[start EXERCISE DATA]
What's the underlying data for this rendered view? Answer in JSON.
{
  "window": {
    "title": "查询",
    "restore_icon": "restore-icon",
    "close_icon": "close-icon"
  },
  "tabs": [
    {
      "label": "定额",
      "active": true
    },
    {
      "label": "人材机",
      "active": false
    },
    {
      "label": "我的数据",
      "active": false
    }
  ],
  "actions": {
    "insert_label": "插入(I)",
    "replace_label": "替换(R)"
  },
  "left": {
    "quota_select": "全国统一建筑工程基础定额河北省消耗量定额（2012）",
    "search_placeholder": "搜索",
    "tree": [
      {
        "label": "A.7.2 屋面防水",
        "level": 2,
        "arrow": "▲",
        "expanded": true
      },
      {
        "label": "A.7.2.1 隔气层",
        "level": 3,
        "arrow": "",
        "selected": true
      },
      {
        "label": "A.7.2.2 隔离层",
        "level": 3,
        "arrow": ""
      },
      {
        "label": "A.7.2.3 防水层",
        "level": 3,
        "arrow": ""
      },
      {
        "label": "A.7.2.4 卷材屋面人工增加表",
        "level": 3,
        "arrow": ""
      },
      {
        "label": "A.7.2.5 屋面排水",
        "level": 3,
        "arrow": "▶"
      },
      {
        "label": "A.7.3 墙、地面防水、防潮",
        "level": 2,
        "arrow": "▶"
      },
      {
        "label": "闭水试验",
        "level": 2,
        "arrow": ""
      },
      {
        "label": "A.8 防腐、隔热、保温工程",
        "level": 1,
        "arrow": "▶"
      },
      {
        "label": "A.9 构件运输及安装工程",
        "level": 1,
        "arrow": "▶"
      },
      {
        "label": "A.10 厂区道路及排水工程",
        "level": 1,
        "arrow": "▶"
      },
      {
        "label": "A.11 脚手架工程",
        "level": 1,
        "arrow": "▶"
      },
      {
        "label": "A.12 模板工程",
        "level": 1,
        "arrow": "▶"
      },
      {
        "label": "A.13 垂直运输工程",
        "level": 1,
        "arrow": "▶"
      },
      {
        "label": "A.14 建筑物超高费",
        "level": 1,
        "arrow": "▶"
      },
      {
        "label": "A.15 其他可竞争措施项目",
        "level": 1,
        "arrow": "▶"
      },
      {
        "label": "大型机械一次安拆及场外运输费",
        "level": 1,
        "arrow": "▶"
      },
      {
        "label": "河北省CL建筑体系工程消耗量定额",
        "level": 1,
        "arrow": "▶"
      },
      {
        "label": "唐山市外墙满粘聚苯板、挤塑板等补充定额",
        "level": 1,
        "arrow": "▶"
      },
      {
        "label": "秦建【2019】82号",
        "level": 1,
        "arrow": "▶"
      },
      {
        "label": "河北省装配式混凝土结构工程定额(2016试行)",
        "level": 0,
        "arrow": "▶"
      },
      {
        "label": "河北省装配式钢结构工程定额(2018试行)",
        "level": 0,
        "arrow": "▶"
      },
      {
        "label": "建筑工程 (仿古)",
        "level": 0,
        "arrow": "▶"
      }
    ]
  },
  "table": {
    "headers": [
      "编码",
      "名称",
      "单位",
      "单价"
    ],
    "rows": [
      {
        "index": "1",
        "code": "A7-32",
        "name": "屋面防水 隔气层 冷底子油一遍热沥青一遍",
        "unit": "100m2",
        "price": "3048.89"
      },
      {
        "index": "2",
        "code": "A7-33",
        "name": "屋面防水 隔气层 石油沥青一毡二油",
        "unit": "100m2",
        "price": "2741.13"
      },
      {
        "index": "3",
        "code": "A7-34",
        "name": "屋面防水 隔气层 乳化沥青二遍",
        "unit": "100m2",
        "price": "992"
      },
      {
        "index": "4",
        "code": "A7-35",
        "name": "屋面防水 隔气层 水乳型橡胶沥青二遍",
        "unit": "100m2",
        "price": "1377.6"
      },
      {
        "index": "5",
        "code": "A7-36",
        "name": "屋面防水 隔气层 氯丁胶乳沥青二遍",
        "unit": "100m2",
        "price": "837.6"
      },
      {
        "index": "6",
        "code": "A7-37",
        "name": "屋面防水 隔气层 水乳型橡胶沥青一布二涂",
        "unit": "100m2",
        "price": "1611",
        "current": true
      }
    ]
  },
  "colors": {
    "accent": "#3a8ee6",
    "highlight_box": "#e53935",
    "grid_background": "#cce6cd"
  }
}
[end EXERCISE DATA]
YOUR TASK
From the listing above, reproduce all the lines exactly.

WRITTEN RESPONSE
What's the underlying data for this rendered view? Answer in JSON.
{
  "window": {
    "title": "查询",
    "restore_icon": "restore-icon",
    "close_icon": "close-icon"
  },
  "tabs": [
    {
      "label": "定额",
      "active": true
    },
    {
      "label": "人材机",
      "active": false
    },
    {
      "label": "我的数据",
      "active": false
    }
  ],
  "actions": {
    "insert_label": "插入(I)",
    "replace_label": "替换(R)"
  },
  "left": {
    "quota_select": "全国统一建筑工程基础定额河北省消耗量定额（2012）",
    "search_placeholder": "搜索",
    "tree": [
      {
        "label": "A.7.2 屋面防水",
        "level": 2,
        "arrow": "▲",
        "expanded": true
      },
      {
        "label": "A.7.2.1 隔气层",
        "level": 3,
        "arrow": "",
        "selected": true
      },
      {
        "label": "A.7.2.2 隔离层",
        "level": 3,
        "arrow": ""
      },
      {
        "label": "A.7.2.3 防水层",
        "level": 3,
        "arrow": ""
      },
      {
        "label": "A.7.2.4 卷材屋面人工增加表",
        "level": 3,
        "arrow": ""
      },
      {
        "label": "A.7.2.5 屋面排水",
        "level": 3,
        "arrow": "▶"
      },
      {
        "label": "A.7.3 墙、地面防水、防潮",
        "level": 2,
        "arrow": "▶"
      },
      {
        "label": "闭水试验",
        "level": 2,
        "arrow": ""
      },
      {
        "label": "A.8 防腐、隔热、保温工程",
        "level": 1,
        "arrow": "▶"
      },
      {
        "label": "A.9 构件运输及安装工程",
        "level": 1,
        "arrow": "▶"
      },
      {
        "label": "A.10 厂区道路及排水工程",
        "level": 1,
        "arrow": "▶"
      },
      {
        "label": "A.11 脚手架工程",
        "level": 1,
        "arrow": "▶"
      },
      {
        "label": "A.12 模板工程",
        "level": 1,
        "arrow": "▶"
      },
      {
        "label": "A.13 垂直运输工程",
        "level": 1,
        "arrow": "▶"
      },
      {
        "label": "A.14 建筑物超高费",
        "level": 1,
        "arrow": "▶"
      },
      {
        "label": "A.15 其他可竞争措施项目",
        "level": 1,
        "arrow": "▶"
      },
      {
        "label": "大型机械一次安拆及场外运输费",
        "level": 1,
        "arrow": "▶"
      },
      {
        "label": "河北省CL建筑体系工程消耗量定额",
        "level": 1,
        "arrow": "▶"
      },
      {
        "label": "唐山市外墙满粘聚苯板、挤塑板等补充定额",
        "level": 1,
        "arrow": "▶"
      },
      {
        "label": "秦建【2019】82号",
        "level": 1,
        "arrow": "▶"
      },
      {
        "label": "河北省装配式混凝土结构工程定额(2016试行)",
        "level": 0,
        "arrow": "▶"
      },
      {
        "label": "河北省装配式钢结构工程定额(2018试行)",
        "level": 0,
        "arrow": "▶"
      },
      {
        "label": "建筑工程 (仿古)",
        "level": 0,
        "arrow": "▶"
      }
    ]
  },
  "table": {
    "headers": [
      "编码",
      "名称",
      "单位",
      "单价"
    ],
    "rows": [
      {
        "index": "1",
        "code": "A7-32",
        "name": "屋面防水 隔气层 冷底子油一遍热沥青一遍",
        "unit": "100m2",
        "price": "3048.89"
      },
      {
        "index": "2",
        "code": "A7-33",
        "name": "屋面防水 隔气层 石油沥青一毡二油",
        "unit": "100m2",
        "price": "2741.13"
      },
      {
        "index": "3",
        "code": "A7-34",
        "name": "屋面防水 隔气层 乳化沥青二遍",
        "unit": "100m2",
        "price": "992"
      },
      {
        "index": "4",
        "code": "A7-35",
        "name": "屋面防水 隔气层 水乳型橡胶沥青二遍",
        "unit": "100m2",
        "price": "1377.6"
      },
      {
        "index": "5",
        "code": "A7-36",
        "name": "屋面防水 隔气层 氯丁胶乳沥青二遍",
        "unit": "100m2",
        "price": "837.6"
      },
      {
        "index": "6",
        "code": "A7-37",
        "name": "屋面防水 隔气层 水乳型橡胶沥青一布二涂",
        "unit": "100m2",
        "price": "1611",
        "current": true
      }
    ]
  },
  "colors": {
    "accent": "#3a8ee6",
    "highlight_box": "#e53935",
    "grid_background": "#cce6cd"
  }
}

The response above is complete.